__Task objective__: All of the records below should be output exactly.

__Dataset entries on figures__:
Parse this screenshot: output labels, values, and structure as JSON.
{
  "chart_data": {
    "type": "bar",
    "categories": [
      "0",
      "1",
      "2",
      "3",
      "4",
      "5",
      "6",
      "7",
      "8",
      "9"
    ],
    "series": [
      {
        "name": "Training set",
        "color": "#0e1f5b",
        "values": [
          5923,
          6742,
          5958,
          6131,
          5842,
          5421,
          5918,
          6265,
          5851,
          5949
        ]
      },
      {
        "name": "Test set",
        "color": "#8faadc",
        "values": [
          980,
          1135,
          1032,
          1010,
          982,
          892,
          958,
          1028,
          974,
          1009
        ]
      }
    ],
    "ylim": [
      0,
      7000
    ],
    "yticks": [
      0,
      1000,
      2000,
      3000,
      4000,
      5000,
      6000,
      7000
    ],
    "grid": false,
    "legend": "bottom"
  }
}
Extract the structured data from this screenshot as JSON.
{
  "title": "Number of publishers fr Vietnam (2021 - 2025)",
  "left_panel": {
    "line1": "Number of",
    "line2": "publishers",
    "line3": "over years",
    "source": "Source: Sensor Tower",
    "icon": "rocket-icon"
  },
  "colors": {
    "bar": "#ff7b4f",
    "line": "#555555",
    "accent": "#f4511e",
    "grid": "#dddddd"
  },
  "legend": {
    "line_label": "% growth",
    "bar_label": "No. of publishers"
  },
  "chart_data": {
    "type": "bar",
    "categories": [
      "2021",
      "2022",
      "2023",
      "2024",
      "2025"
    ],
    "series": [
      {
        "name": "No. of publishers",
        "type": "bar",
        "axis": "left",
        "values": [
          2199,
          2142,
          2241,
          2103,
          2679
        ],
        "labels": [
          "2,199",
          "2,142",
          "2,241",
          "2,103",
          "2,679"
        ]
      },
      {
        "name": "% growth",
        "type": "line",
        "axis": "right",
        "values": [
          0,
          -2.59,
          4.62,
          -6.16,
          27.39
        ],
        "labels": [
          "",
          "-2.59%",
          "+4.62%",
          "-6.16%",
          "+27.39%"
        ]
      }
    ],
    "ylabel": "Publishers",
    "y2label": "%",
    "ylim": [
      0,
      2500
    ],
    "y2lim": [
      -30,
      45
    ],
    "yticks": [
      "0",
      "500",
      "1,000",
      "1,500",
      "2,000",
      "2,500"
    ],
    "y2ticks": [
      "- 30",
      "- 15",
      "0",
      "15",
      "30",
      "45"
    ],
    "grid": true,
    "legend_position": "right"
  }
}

__Final result__:
Parse this screenshot: output labels, values, and structure as JSON.
{
  "chart_data": {
    "type": "bar",
    "categories": [
      "0",
      "1",
      "2",
      "3",
      "4",
      "5",
      "6",
      "7",
      "8",
      "9"
    ],
    "series": [
      {
        "name": "Training set",
        "color": "#0e1f5b",
        "values": [
          5923,
          6742,
          5958,
          6131,
          5842,
          5421,
          5918,
          6265,
          5851,
          5949
        ]
      },
      {
        "name": "Test set",
        "color": "#8faadc",
        "values": [
          980,
          1135,
          1032,
          1010,
          982,
          892,
          958,
          1028,
          974,
          1009
        ]
      }
    ],
    "ylim": [
      0,
      7000
    ],
    "yticks": [
      0,
      1000,
      2000,
      3000,
      4000,
      5000,
      6000,
      7000
    ],
    "grid": false,
    "legend": "bottom"
  }
}
Extract the structured data from this screenshot as JSON.
{
  "title": "Number of publishers fr Vietnam (2021 - 2025)",
  "left_panel": {
    "line1": "Number of",
    "line2": "publishers",
    "line3": "over years",
    "source": "Source: Sensor Tower",
    "icon": "rocket-icon"
  },
  "colors": {
    "bar": "#ff7b4f",
    "line": "#555555",
    "accent": "#f4511e",
    "grid": "#dddddd"
  },
  "legend": {
    "line_label": "% growth",
    "bar_label": "No. of publishers"
  },
  "chart_data": {
    "type": "bar",
    "categories": [
      "2021",
      "2022",
      "2023",
      "2024",
      "2025"
    ],
    "series": [
      {
        "name": "No. of publishers",
        "type": "bar",
        "axis": "left",
        "values": [
          2199,
          2142,
          2241,
          2103,
          2679
        ],
        "labels": [
          "2,199",
          "2,142",
          "2,241",
          "2,103",
          "2,679"
        ]
      },
      {
        "name": "% growth",
        "type": "line",
        "axis": "right",
        "values": [
          0,
          -2.59,
          4.62,
          -6.16,
          27.39
        ],
        "labels": [
          "",
          "-2.59%",
          "+4.62%",
          "-6.16%",
          "+27.39%"
        ]
      }
    ],
    "ylabel": "Publishers",
    "y2label": "%",
    "ylim": [
      0,
      2500
    ],
    "y2lim": [
      -30,
      45
    ],
    "yticks": [
      "0",
      "500",
      "1,000",
      "1,500",
      "2,000",
      "2,500"
    ],
    "y2ticks": [
      "- 30",
      "- 15",
      "0",
      "15",
      "30",
      "45"
    ],
    "grid": true,
    "legend_position": "right"
  }
}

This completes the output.